Dataset entries:
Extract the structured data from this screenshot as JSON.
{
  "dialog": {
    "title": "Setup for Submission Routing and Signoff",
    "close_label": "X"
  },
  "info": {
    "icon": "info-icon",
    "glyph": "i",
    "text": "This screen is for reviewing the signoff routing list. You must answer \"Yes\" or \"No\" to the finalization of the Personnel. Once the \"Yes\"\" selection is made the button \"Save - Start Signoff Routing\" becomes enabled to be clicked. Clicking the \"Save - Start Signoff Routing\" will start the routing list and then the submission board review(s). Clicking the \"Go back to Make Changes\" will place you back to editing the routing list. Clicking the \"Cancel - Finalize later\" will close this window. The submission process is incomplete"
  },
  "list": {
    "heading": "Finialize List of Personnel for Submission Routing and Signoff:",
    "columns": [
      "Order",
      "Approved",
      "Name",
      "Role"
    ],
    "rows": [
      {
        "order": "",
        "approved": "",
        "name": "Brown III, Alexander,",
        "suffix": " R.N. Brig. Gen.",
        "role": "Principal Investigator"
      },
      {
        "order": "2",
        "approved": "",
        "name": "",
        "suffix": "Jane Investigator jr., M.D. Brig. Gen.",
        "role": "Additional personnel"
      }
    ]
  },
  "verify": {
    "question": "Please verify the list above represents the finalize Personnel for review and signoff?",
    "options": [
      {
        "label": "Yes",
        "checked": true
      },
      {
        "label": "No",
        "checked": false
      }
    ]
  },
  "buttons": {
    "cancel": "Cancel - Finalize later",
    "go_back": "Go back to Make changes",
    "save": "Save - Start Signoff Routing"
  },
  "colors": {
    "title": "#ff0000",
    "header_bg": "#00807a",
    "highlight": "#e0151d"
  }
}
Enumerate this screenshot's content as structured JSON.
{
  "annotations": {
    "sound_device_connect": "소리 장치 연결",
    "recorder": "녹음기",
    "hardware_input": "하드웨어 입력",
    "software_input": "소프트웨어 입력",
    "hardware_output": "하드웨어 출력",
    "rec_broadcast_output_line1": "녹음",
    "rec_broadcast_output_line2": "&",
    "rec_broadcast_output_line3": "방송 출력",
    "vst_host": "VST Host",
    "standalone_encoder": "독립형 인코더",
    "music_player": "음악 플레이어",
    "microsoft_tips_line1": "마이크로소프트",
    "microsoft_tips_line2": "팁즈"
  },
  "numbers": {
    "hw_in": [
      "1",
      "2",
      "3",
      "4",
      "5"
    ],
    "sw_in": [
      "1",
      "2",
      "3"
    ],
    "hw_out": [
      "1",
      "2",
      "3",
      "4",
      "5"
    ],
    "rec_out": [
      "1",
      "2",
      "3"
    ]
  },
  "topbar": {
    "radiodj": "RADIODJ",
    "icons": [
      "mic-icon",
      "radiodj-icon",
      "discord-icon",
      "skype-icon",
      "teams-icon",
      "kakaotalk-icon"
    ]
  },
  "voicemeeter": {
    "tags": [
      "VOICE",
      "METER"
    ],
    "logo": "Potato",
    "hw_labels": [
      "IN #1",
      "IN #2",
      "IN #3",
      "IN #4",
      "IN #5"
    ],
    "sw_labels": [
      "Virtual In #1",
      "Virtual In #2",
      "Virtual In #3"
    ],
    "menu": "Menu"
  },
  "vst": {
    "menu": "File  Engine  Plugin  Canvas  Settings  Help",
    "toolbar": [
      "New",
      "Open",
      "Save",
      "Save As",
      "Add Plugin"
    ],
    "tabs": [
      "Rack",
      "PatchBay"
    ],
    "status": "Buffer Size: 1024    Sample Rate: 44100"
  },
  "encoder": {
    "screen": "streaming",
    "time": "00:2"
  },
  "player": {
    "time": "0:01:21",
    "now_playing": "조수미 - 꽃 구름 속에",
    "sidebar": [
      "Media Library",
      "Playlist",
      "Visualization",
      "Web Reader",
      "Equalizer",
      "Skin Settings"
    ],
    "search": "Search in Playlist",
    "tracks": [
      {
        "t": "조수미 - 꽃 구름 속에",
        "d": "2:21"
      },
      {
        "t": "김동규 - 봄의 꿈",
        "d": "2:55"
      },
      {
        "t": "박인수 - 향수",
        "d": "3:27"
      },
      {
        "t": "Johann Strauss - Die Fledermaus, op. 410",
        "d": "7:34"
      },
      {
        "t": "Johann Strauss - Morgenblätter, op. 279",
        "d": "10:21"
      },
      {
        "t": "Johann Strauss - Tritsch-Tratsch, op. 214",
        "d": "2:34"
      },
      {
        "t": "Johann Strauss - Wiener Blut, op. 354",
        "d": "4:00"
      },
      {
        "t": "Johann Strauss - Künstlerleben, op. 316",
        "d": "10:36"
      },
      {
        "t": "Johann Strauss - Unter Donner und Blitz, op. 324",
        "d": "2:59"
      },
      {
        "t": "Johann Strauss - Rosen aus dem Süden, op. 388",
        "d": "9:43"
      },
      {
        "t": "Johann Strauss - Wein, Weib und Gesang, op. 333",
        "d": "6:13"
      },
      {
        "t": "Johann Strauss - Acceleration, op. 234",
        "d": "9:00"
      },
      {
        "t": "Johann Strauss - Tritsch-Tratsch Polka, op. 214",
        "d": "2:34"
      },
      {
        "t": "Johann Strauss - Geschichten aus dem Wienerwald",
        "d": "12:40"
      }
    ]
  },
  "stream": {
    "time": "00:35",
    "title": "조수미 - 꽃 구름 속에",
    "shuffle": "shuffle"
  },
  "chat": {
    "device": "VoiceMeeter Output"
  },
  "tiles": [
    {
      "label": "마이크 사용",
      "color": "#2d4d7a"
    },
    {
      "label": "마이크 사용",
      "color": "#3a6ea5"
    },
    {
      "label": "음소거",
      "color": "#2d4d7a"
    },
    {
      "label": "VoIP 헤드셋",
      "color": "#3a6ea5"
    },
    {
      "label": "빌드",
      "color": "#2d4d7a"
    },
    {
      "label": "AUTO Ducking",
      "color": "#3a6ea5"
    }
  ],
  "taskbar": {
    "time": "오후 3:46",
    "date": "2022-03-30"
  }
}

Given task: Transcribe all lines as written.

Result of the task:
Extract the structured data from this screenshot as JSON.
{
  "dialog": {
    "title": "Setup for Submission Routing and Signoff",
    "close_label": "X"
  },
  "info": {
    "icon": "info-icon",
    "glyph": "i",
    "text": "This screen is for reviewing the signoff routing list. You must answer \"Yes\" or \"No\" to the finalization of the Personnel. Once the \"Yes\"\" selection is made the button \"Save - Start Signoff Routing\" becomes enabled to be clicked. Clicking the \"Save - Start Signoff Routing\" will start the routing list and then the submission board review(s). Clicking the \"Go back to Make Changes\" will place you back to editing the routing list. Clicking the \"Cancel - Finalize later\" will close this window. The submission process is incomplete"
  },
  "list": {
    "heading": "Finialize List of Personnel for Submission Routing and Signoff:",
    "columns": [
      "Order",
      "Approved",
      "Name",
      "Role"
    ],
    "rows": [
      {
        "order": "",
        "approved": "",
        "name": "Brown III, Alexander,",
        "suffix": " R.N. Brig. Gen.",
        "role": "Principal Investigator"
      },
      {
        "order": "2",
        "approved": "",
        "name": "",
        "suffix": "Jane Investigator jr., M.D. Brig. Gen.",
        "role": "Additional personnel"
      }
    ]
  },
  "verify": {
    "question": "Please verify the list above represents the finalize Personnel for review and signoff?",
    "options": [
      {
        "label": "Yes",
        "checked": true
      },
      {
        "label": "No",
        "checked": false
      }
    ]
  },
  "buttons": {
    "cancel": "Cancel - Finalize later",
    "go_back": "Go back to Make changes",
    "save": "Save - Start Signoff Routing"
  },
  "colors": {
    "title": "#ff0000",
    "header_bg": "#00807a",
    "highlight": "#e0151d"
  }
}
Enumerate this screenshot's content as structured JSON.
{
  "annotations": {
    "sound_device_connect": "소리 장치 연결",
    "recorder": "녹음기",
    "hardware_input": "하드웨어 입력",
    "software_input": "소프트웨어 입력",
    "hardware_output": "하드웨어 출력",
    "rec_broadcast_output_line1": "녹음",
    "rec_broadcast_output_line2": "&",
    "rec_broadcast_output_line3": "방송 출력",
    "vst_host": "VST Host",
    "standalone_encoder": "독립형 인코더",
    "music_player": "음악 플레이어",
    "microsoft_tips_line1": "마이크로소프트",
    "microsoft_tips_line2": "팁즈"
  },
  "numbers": {
    "hw_in": [
      "1",
      "2",
      "3",
      "4",
      "5"
    ],
    "sw_in": [
      "1",
      "2",
      "3"
    ],
    "hw_out": [
      "1",
      "2",
      "3",
      "4",
      "5"
    ],
    "rec_out": [
      "1",
      "2",
      "3"
    ]
  },
  "topbar": {
    "radiodj": "RADIODJ",
    "icons": [
      "mic-icon",
      "radiodj-icon",
      "discord-icon",
      "skype-icon",
      "teams-icon",
      "kakaotalk-icon"
    ]
  },
  "voicemeeter": {
    "tags": [
      "VOICE",
      "METER"
    ],
    "logo": "Potato",
    "hw_labels": [
      "IN #1",
      "IN #2",
      "IN #3",
      "IN #4",
      "IN #5"
    ],
    "sw_labels": [
      "Virtual In #1",
      "Virtual In #2",
      "Virtual In #3"
    ],
    "menu": "Menu"
  },
  "vst": {
    "menu": "File  Engine  Plugin  Canvas  Settings  Help",
    "toolbar": [
      "New",
      "Open",
      "Save",
      "Save As",
      "Add Plugin"
    ],
    "tabs": [
      "Rack",
      "PatchBay"
    ],
    "status": "Buffer Size: 1024    Sample Rate: 44100"
  },
  "encoder": {
    "screen": "streaming",
    "time": "00:2"
  },
  "player": {
    "time": "0:01:21",
    "now_playing": "조수미 - 꽃 구름 속에",
    "sidebar": [
      "Media Library",
      "Playlist",
      "Visualization",
      "Web Reader",
      "Equalizer",
      "Skin Settings"
    ],
    "search": "Search in Playlist",
    "tracks": [
      {
        "t": "조수미 - 꽃 구름 속에",
        "d": "2:21"
      },
      {
        "t": "김동규 - 봄의 꿈",
        "d": "2:55"
      },
      {
        "t": "박인수 - 향수",
        "d": "3:27"
      },
      {
        "t": "Johann Strauss - Die Fledermaus, op. 410",
        "d": "7:34"
      },
      {
        "t": "Johann Strauss - Morgenblätter, op. 279",
        "d": "10:21"
      },
      {
        "t": "Johann Strauss - Tritsch-Tratsch, op. 214",
        "d": "2:34"
      },
      {
        "t": "Johann Strauss - Wiener Blut, op. 354",
        "d": "4:00"
      },
      {
        "t": "Johann Strauss - Künstlerleben, op. 316",
        "d": "10:36"
      },
      {
        "t": "Johann Strauss - Unter Donner und Blitz, op. 324",
        "d": "2:59"
      },
      {
        "t": "Johann Strauss - Rosen aus dem Süden, op. 388",
        "d": "9:43"
      },
      {
        "t": "Johann Strauss - Wein, Weib und Gesang, op. 333",
        "d": "6:13"
      },
      {
        "t": "Johann Strauss - Acceleration, op. 234",
        "d": "9:00"
      },
      {
        "t": "Johann Strauss - Tritsch-Tratsch Polka, op. 214",
        "d": "2:34"
      },
      {
        "t": "Johann Strauss - Geschichten aus dem Wienerwald",
        "d": "12:40"
      }
    ]
  },
  "stream": {
    "time": "00:35",
    "title": "조수미 - 꽃 구름 속에",
    "shuffle": "shuffle"
  },
  "chat": {
    "device": "VoiceMeeter Output"
  },
  "tiles": [
    {
      "label": "마이크 사용",
      "color": "#2d4d7a"
    },
    {
      "label": "마이크 사용",
      "color": "#3a6ea5"
    },
    {
      "label": "음소거",
      "color": "#2d4d7a"
    },
    {
      "label": "VoIP 헤드셋",
      "color": "#3a6ea5"
    },
    {
      "label": "빌드",
      "color": "#2d4d7a"
    },
    {
      "label": "AUTO Ducking",
      "color": "#3a6ea5"
    }
  ],
  "taskbar": {
    "time": "오후 3:46",
    "date": "2022-03-30"
  }
}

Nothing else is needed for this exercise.